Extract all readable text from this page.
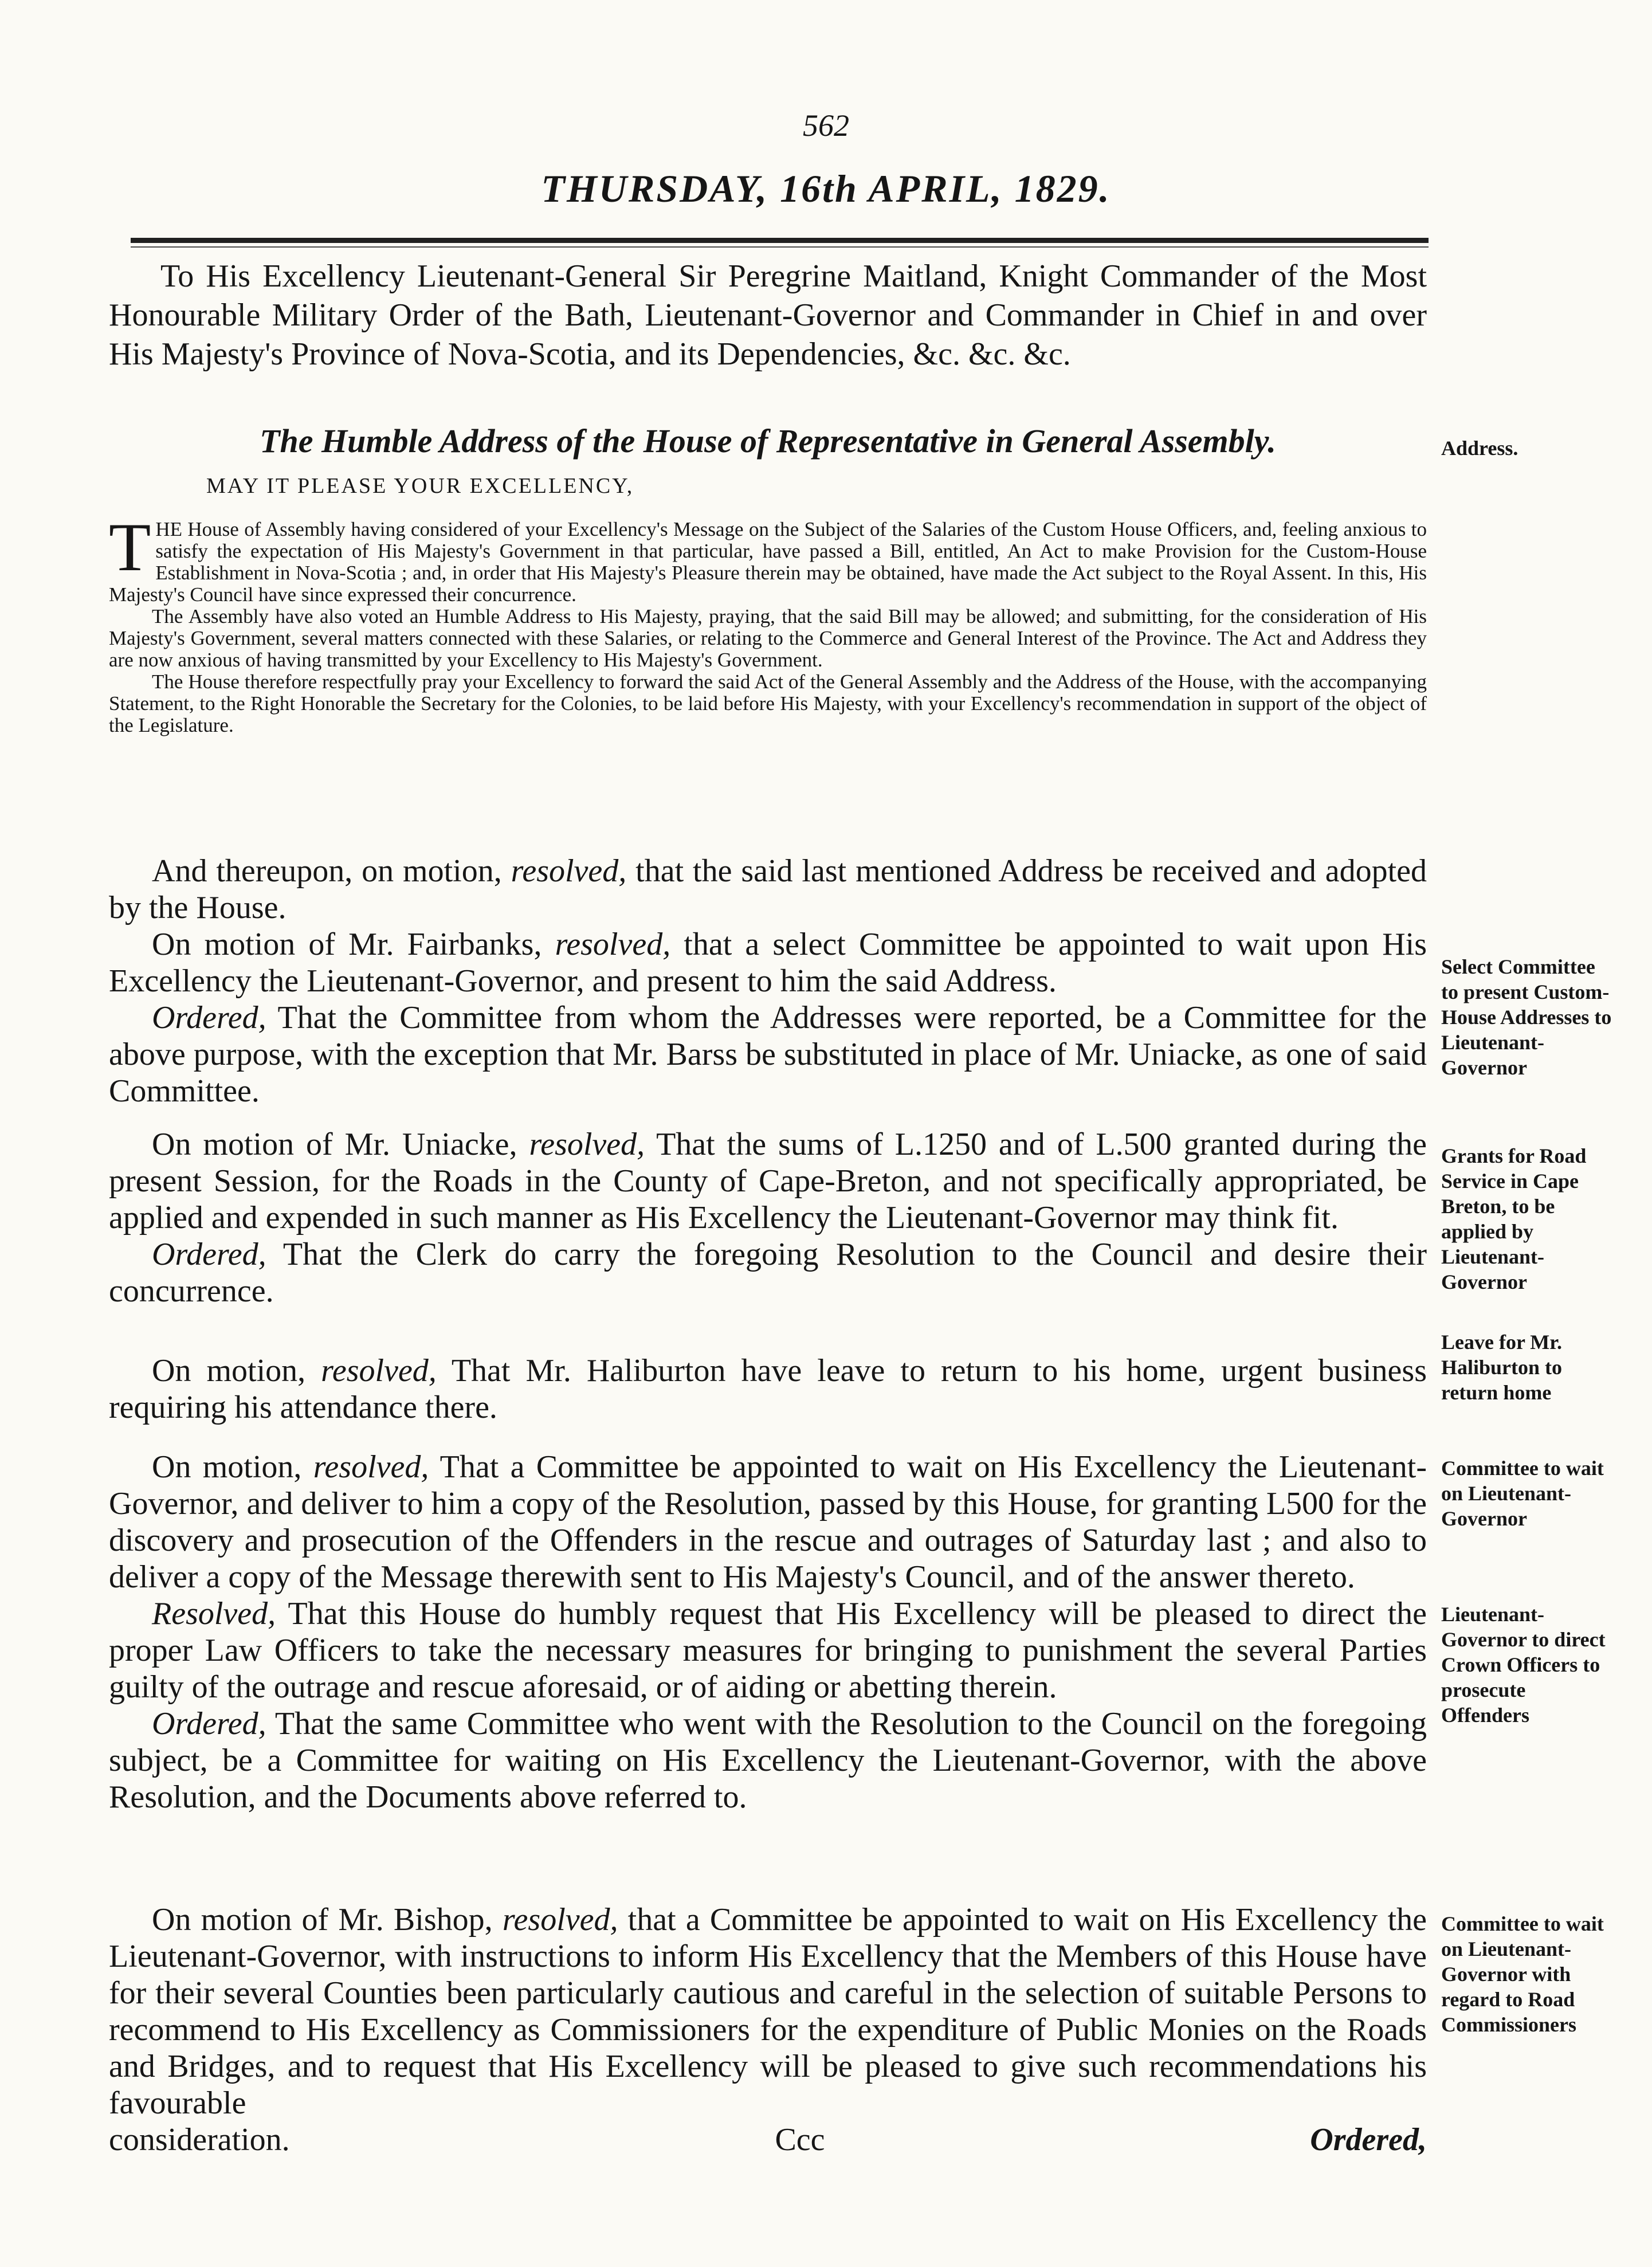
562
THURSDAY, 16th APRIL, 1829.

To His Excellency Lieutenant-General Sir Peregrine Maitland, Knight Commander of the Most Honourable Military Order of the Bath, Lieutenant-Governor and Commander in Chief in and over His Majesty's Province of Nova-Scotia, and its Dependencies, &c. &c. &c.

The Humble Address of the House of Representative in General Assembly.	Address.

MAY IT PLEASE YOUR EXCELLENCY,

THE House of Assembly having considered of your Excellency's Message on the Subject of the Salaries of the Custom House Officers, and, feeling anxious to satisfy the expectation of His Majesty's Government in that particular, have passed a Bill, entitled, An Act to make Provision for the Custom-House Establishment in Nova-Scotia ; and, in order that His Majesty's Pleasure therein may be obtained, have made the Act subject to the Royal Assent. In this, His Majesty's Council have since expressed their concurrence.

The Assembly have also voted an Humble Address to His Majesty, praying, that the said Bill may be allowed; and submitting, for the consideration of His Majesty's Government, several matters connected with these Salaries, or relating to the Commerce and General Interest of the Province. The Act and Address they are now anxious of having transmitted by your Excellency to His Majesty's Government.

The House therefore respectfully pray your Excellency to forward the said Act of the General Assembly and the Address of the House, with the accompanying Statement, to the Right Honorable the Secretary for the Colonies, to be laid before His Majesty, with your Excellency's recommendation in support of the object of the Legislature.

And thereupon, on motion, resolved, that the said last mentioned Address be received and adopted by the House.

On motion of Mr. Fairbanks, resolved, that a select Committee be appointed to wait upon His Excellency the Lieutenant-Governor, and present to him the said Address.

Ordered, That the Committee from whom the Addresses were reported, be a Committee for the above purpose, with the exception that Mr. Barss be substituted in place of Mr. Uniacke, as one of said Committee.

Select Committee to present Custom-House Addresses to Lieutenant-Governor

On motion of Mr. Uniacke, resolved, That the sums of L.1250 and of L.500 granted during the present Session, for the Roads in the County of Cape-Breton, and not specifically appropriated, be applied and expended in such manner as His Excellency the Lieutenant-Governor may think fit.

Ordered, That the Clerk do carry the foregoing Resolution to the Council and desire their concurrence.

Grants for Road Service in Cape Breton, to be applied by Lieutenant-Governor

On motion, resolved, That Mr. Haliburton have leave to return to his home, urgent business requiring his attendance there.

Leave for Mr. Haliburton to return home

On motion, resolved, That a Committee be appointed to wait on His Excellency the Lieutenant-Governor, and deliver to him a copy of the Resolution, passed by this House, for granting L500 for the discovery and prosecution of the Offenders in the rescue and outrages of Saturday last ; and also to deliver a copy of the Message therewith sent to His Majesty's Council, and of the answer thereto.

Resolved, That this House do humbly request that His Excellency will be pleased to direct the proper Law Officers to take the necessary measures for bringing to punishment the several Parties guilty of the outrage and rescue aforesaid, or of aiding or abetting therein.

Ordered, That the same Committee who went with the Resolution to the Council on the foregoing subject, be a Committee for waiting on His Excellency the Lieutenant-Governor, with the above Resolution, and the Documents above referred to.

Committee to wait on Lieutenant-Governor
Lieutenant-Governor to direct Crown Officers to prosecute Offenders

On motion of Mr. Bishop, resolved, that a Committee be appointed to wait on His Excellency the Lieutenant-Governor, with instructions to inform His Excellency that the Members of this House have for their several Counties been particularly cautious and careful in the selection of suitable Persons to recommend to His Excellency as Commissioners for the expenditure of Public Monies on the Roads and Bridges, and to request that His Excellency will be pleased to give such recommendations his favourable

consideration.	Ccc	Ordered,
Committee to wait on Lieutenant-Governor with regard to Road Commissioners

++++

From the records above, copy every line that holds the word "home".

The response =
On motion, resolved, That Mr. Haliburton have leave to return to his home, urgent business requiring his attendance there.
Leave for Mr. Haliburton to return home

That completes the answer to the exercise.